Items listed in a dataset:
BEGIN

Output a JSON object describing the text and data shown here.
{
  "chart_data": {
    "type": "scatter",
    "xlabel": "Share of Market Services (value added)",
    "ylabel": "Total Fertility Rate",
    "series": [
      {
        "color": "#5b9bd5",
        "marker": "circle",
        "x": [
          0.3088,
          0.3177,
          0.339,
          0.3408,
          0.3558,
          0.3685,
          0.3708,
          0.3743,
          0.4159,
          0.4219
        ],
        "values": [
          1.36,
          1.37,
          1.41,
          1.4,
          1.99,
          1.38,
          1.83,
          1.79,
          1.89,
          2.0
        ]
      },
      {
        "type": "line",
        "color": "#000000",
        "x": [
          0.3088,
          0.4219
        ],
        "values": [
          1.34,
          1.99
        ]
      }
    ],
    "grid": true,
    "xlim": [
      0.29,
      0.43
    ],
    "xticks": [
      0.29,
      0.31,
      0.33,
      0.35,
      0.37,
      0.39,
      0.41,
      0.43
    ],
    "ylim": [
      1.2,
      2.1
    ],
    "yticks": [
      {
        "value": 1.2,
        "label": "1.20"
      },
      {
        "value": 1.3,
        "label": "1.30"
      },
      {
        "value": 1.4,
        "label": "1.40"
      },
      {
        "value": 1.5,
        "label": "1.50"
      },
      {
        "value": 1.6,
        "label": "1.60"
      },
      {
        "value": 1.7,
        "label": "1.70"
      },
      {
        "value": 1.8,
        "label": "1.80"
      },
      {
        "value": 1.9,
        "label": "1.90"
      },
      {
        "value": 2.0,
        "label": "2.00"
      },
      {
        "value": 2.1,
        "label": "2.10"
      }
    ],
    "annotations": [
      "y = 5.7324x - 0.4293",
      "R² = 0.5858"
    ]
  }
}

END

→ PROBLEM STATEMENT
Extract the full listing above without alteration.

→ EXPECTED OUTPUT
Output a JSON object describing the text and data shown here.
{
  "chart_data": {
    "type": "scatter",
    "xlabel": "Share of Market Services (value added)",
    "ylabel": "Total Fertility Rate",
    "series": [
      {
        "color": "#5b9bd5",
        "marker": "circle",
        "x": [
          0.3088,
          0.3177,
          0.339,
          0.3408,
          0.3558,
          0.3685,
          0.3708,
          0.3743,
          0.4159,
          0.4219
        ],
        "values": [
          1.36,
          1.37,
          1.41,
          1.4,
          1.99,
          1.38,
          1.83,
          1.79,
          1.89,
          2.0
        ]
      },
      {
        "type": "line",
        "color": "#000000",
        "x": [
          0.3088,
          0.4219
        ],
        "values": [
          1.34,
          1.99
        ]
      }
    ],
    "grid": true,
    "xlim": [
      0.29,
      0.43
    ],
    "xticks": [
      0.29,
      0.31,
      0.33,
      0.35,
      0.37,
      0.39,
      0.41,
      0.43
    ],
    "ylim": [
      1.2,
      2.1
    ],
    "yticks": [
      {
        "value": 1.2,
        "label": "1.20"
      },
      {
        "value": 1.3,
        "label": "1.30"
      },
      {
        "value": 1.4,
        "label": "1.40"
      },
      {
        "value": 1.5,
        "label": "1.50"
      },
      {
        "value": 1.6,
        "label": "1.60"
      },
      {
        "value": 1.7,
        "label": "1.70"
      },
      {
        "value": 1.8,
        "label": "1.80"
      },
      {
        "value": 1.9,
        "label": "1.90"
      },
      {
        "value": 2.0,
        "label": "2.00"
      },
      {
        "value": 2.1,
        "label": "2.10"
      }
    ],
    "annotations": [
      "y = 5.7324x - 0.4293",
      "R² = 0.5858"
    ]
  }
}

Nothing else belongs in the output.